Dataset entries on figures:

○ ○ ○ ○ ○ ○ ○

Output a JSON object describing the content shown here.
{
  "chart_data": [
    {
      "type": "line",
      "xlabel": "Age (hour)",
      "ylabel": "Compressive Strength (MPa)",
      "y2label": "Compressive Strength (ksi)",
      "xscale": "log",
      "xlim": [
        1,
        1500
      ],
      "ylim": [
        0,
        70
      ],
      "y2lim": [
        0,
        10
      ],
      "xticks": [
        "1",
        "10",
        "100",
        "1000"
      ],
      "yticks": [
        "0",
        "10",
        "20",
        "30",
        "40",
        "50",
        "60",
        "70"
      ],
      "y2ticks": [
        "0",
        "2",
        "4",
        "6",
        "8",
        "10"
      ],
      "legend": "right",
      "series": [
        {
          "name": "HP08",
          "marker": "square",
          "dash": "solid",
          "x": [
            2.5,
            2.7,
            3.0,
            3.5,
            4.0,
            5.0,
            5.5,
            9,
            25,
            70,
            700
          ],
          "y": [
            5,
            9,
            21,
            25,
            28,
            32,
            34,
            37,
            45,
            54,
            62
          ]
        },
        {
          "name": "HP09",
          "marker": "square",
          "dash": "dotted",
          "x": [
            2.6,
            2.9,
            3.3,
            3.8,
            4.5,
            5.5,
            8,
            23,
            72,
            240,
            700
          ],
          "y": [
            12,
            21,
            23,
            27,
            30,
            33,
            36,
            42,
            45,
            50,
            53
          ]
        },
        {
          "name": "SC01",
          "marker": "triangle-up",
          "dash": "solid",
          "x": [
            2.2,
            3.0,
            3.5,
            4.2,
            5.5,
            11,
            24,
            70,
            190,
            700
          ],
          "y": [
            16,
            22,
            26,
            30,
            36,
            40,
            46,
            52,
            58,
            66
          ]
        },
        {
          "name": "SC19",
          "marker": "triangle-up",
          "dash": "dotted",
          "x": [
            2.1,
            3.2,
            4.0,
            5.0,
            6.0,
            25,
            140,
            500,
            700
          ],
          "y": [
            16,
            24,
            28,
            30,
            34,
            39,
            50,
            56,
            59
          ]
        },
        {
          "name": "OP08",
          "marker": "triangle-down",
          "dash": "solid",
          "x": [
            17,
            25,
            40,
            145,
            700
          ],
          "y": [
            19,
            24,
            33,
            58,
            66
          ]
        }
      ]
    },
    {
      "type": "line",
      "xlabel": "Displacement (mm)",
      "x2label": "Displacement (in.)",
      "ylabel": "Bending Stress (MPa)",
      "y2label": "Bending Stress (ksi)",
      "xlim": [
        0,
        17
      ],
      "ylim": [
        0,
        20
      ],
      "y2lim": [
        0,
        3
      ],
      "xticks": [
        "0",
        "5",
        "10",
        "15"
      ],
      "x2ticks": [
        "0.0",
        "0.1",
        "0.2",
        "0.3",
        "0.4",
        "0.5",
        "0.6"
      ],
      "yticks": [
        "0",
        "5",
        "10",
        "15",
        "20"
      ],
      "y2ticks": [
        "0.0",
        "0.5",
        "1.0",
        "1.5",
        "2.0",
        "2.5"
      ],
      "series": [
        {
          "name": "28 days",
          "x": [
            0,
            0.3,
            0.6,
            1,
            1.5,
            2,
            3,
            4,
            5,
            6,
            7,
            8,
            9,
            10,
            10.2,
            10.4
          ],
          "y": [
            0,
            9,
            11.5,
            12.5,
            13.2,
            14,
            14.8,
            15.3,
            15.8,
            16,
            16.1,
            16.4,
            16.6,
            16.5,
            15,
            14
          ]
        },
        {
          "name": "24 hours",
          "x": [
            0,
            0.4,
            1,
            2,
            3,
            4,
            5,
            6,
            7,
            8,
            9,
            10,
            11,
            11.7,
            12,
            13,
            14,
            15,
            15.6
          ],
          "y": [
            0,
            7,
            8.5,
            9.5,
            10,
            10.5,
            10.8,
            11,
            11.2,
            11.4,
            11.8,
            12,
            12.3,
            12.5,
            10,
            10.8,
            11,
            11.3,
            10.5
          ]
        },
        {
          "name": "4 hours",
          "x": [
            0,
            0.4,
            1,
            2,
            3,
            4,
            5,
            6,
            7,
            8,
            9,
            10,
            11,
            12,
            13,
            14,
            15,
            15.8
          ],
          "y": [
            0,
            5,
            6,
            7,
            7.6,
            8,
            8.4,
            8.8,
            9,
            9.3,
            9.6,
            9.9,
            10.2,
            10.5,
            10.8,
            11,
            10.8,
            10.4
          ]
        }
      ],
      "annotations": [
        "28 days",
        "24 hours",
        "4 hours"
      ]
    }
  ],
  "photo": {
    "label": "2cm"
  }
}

○ ○ ○ ○ ○ ○ ○

All of the entries above must be quoted exactly.

### Task result
Output a JSON object describing the content shown here.
{
  "chart_data": [
    {
      "type": "line",
      "xlabel": "Age (hour)",
      "ylabel": "Compressive Strength (MPa)",
      "y2label": "Compressive Strength (ksi)",
      "xscale": "log",
      "xlim": [
        1,
        1500
      ],
      "ylim": [
        0,
        70
      ],
      "y2lim": [
        0,
        10
      ],
      "xticks": [
        "1",
        "10",
        "100",
        "1000"
      ],
      "yticks": [
        "0",
        "10",
        "20",
        "30",
        "40",
        "50",
        "60",
        "70"
      ],
      "y2ticks": [
        "0",
        "2",
        "4",
        "6",
        "8",
        "10"
      ],
      "legend": "right",
      "series": [
        {
          "name": "HP08",
          "marker": "square",
          "dash": "solid",
          "x": [
            2.5,
            2.7,
            3.0,
            3.5,
            4.0,
            5.0,
            5.5,
            9,
            25,
            70,
            700
          ],
          "y": [
            5,
            9,
            21,
            25,
            28,
            32,
            34,
            37,
            45,
            54,
            62
          ]
        },
        {
          "name": "HP09",
          "marker": "square",
          "dash": "dotted",
          "x": [
            2.6,
            2.9,
            3.3,
            3.8,
            4.5,
            5.5,
            8,
            23,
            72,
            240,
            700
          ],
          "y": [
            12,
            21,
            23,
            27,
            30,
            33,
            36,
            42,
            45,
            50,
            53
          ]
        },
        {
          "name": "SC01",
          "marker": "triangle-up",
          "dash": "solid",
          "x": [
            2.2,
            3.0,
            3.5,
            4.2,
            5.5,
            11,
            24,
            70,
            190,
            700
          ],
          "y": [
            16,
            22,
            26,
            30,
            36,
            40,
            46,
            52,
            58,
            66
          ]
        },
        {
          "name": "SC19",
          "marker": "triangle-up",
          "dash": "dotted",
          "x": [
            2.1,
            3.2,
            4.0,
            5.0,
            6.0,
            25,
            140,
            500,
            700
          ],
          "y": [
            16,
            24,
            28,
            30,
            34,
            39,
            50,
            56,
            59
          ]
        },
        {
          "name": "OP08",
          "marker": "triangle-down",
          "dash": "solid",
          "x": [
            17,
            25,
            40,
            145,
            700
          ],
          "y": [
            19,
            24,
            33,
            58,
            66
          ]
        }
      ]
    },
    {
      "type": "line",
      "xlabel": "Displacement (mm)",
      "x2label": "Displacement (in.)",
      "ylabel": "Bending Stress (MPa)",
      "y2label": "Bending Stress (ksi)",
      "xlim": [
        0,
        17
      ],
      "ylim": [
        0,
        20
      ],
      "y2lim": [
        0,
        3
      ],
      "xticks": [
        "0",
        "5",
        "10",
        "15"
      ],
      "x2ticks": [
        "0.0",
        "0.1",
        "0.2",
        "0.3",
        "0.4",
        "0.5",
        "0.6"
      ],
      "yticks": [
        "0",
        "5",
        "10",
        "15",
        "20"
      ],
      "y2ticks": [
        "0.0",
        "0.5",
        "1.0",
        "1.5",
        "2.0",
        "2.5"
      ],
      "series": [
        {
          "name": "28 days",
          "x": [
            0,
            0.3,
            0.6,
            1,
            1.5,
            2,
            3,
            4,
            5,
            6,
            7,
            8,
            9,
            10,
            10.2,
            10.4
          ],
          "y": [
            0,
            9,
            11.5,
            12.5,
            13.2,
            14,
            14.8,
            15.3,
            15.8,
            16,
            16.1,
            16.4,
            16.6,
            16.5,
            15,
            14
          ]
        },
        {
          "name": "24 hours",
          "x": [
            0,
            0.4,
            1,
            2,
            3,
            4,
            5,
            6,
            7,
            8,
            9,
            10,
            11,
            11.7,
            12,
            13,
            14,
            15,
            15.6
          ],
          "y": [
            0,
            7,
            8.5,
            9.5,
            10,
            10.5,
            10.8,
            11,
            11.2,
            11.4,
            11.8,
            12,
            12.3,
            12.5,
            10,
            10.8,
            11,
            11.3,
            10.5
          ]
        },
        {
          "name": "4 hours",
          "x": [
            0,
            0.4,
            1,
            2,
            3,
            4,
            5,
            6,
            7,
            8,
            9,
            10,
            11,
            12,
            13,
            14,
            15,
            15.8
          ],
          "y": [
            0,
            5,
            6,
            7,
            7.6,
            8,
            8.4,
            8.8,
            9,
            9.3,
            9.6,
            9.9,
            10.2,
            10.5,
            10.8,
            11,
            10.8,
            10.4
          ]
        }
      ],
      "annotations": [
        "28 days",
        "24 hours",
        "4 hours"
      ]
    }
  ],
  "photo": {
    "label": "2cm"
  }
}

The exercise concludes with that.